Problem details >>
Filter the listing and keep only the lines with the word "inflation".

Chart and figure data:
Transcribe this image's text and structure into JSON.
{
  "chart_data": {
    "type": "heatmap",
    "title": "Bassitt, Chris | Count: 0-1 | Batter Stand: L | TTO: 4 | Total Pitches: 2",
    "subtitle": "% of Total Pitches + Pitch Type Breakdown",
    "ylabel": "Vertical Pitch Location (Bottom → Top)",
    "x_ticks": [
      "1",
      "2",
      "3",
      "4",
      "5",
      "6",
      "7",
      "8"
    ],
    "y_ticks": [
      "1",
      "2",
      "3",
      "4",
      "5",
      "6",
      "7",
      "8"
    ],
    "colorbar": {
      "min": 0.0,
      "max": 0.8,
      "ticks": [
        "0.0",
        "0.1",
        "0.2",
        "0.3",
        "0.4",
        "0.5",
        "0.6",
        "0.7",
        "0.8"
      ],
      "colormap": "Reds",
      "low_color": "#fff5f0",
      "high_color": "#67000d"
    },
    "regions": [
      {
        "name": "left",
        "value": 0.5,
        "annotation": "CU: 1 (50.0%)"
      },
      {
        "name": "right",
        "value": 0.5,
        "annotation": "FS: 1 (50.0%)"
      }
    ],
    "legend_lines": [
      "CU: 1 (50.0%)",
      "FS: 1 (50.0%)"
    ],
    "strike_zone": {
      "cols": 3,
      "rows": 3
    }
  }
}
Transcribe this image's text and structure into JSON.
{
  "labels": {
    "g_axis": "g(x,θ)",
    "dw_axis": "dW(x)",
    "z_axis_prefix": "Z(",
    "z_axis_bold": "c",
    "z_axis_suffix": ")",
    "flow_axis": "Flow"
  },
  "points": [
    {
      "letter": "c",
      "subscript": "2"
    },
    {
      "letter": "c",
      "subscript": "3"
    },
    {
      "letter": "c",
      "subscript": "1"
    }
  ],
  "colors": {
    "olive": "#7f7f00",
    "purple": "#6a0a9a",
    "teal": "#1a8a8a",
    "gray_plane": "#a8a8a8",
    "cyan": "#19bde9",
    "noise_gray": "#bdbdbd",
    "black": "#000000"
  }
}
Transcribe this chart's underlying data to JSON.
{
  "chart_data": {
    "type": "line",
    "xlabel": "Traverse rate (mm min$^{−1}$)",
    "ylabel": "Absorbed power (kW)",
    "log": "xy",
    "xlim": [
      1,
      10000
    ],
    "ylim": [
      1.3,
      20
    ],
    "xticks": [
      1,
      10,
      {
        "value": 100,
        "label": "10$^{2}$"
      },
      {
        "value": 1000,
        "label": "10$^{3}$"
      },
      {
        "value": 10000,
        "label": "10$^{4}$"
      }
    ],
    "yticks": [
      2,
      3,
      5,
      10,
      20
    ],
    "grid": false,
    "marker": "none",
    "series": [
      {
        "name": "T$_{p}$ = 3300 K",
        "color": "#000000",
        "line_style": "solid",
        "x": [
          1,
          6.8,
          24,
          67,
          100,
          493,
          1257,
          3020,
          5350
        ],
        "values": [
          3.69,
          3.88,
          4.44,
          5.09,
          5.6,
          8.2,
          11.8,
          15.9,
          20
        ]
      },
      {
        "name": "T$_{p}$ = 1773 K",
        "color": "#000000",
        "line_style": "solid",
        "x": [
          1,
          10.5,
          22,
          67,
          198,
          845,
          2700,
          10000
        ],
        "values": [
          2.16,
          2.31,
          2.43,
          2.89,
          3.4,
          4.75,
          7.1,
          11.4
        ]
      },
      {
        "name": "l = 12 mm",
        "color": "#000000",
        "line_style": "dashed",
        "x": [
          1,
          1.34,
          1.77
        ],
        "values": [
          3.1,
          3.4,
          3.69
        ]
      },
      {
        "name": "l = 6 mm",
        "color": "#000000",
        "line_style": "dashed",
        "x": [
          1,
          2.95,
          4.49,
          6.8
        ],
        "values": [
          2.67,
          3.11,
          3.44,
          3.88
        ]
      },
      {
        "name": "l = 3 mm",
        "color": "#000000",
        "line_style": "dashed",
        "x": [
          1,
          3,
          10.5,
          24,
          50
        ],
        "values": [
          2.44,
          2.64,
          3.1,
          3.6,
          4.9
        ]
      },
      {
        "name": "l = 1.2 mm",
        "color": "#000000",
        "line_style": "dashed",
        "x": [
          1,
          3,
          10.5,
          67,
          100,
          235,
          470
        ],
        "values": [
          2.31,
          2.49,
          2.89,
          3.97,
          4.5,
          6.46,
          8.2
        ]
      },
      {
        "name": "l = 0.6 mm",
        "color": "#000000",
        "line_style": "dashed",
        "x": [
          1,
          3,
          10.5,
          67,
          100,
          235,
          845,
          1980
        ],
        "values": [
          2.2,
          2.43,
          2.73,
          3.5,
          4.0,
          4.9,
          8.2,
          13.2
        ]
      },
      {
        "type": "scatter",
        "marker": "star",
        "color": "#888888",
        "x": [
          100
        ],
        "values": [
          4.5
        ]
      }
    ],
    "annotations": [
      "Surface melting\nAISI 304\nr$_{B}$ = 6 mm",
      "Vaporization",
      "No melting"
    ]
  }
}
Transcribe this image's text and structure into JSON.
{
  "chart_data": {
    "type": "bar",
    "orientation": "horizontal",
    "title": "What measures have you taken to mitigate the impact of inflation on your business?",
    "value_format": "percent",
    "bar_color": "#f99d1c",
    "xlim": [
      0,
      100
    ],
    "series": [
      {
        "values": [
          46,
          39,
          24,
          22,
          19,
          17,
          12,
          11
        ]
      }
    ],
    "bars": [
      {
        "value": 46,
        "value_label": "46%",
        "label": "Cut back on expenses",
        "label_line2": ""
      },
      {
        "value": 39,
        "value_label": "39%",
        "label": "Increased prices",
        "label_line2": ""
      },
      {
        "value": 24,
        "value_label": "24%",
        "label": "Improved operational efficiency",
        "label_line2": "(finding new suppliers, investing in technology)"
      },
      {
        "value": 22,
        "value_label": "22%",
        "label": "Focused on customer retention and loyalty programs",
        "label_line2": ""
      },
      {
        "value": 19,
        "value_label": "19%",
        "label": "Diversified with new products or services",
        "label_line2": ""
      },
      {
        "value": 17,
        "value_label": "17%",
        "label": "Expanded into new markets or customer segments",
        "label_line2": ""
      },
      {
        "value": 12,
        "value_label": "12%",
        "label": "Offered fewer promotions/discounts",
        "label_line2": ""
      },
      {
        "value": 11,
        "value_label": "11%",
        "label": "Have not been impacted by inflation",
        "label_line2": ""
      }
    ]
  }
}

Final answer >>
    "title": "What measures have you taken to mitigate the impact of inflation on your business?",
        "label": "Have not been impacted by inflation",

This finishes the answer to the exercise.